Wherever "який" appears in a line, list that line.

***

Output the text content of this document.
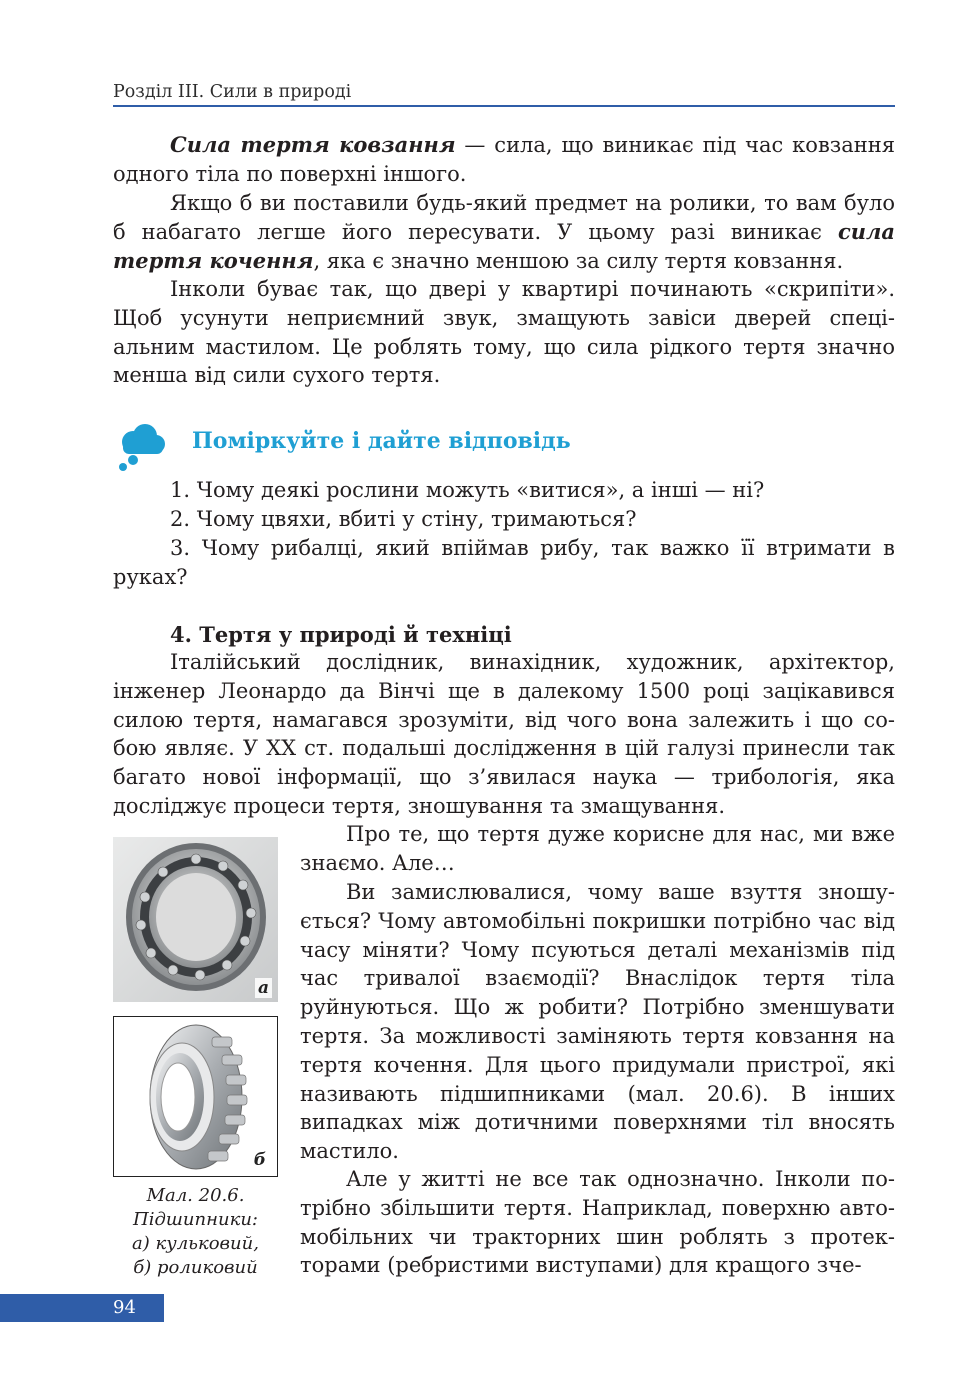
Розділ III. Сили в природі

Сила тертя ковзання — сила, що виникає під час ковзання одного тіла по поверхні іншого.

Якщо б ви поставили будь-який предмет на ролики, то вам було б набагато легше його пересувати. У цьому разі виникає сила тертя кочення, яка є значно меншою за силу тертя ковзання.

Інколи буває так, що двері у квартирі починають «скрипіти». Щоб усунути неприємний звук, змащують завіси дверей спеці-альним мастилом. Це роблять тому, що сила рідкого тертя значно менша від сили сухого тертя.

Поміркуйте і дайте відповідь

1. Чому деякі рослини можуть «витися», а інші — ні?

2. Чому цвяхи, вбиті у стіну, тримаються?

3. Чому рибалці, який впіймав рибу, так важко її втримати в руках?

4. Тертя у природі й техніці

Італійський дослідник, винахідник, художник, архітектор, інженер Леонардо да Вінчі ще в далекому 1500 році зацікавився силою тертя, намагався зрозуміти, від чого вона залежить і що со-бою являє. У ХХ ст. подальші дослідження в цій галузі принесли так багато нової інформації, що з’явилася наука — трибологія, яка досліджує процеси тертя, зношування та змащування.

Про те, що тертя дуже корисне для нас, ми вже знаємо. Але…

Ви замислювалися, чому ваше взуття зношу-ється? Чому автомобільні покришки потрібно час від часу міняти? Чому псуються деталі механізмів під час тривалої взаємодії? Внаслідок тертя тіла руйнуються. Що ж робити? Потрібно зменшувати тертя. За можливості заміняють тертя ковзання на тертя кочення. Для цього придумали пристрої, які називають підшипниками (мал. 20.6). В інших випадках між дотичними поверхнями тіл вносять мастило.

Але у житті не все так однозначно. Інколи по-трібно збільшити тертя. Наприклад, поверхню авто-мобільних чи тракторних шин роблять з протек-торами (ребристими виступами) для кращого зче-

а
б
Мал. 20.6.
Підшипники:
а) кульковий,
б) роликовий
94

***

- _THE RESULT_:
Якщо б ви поставили будь-який предмет на ролики, то вам було б набагато легше його пересувати. У цьому разі виникає сила тертя кочення, яка є значно меншою за силу тертя ковзання.
3. Чому рибалці, який впіймав рибу, так важко її втримати в руках?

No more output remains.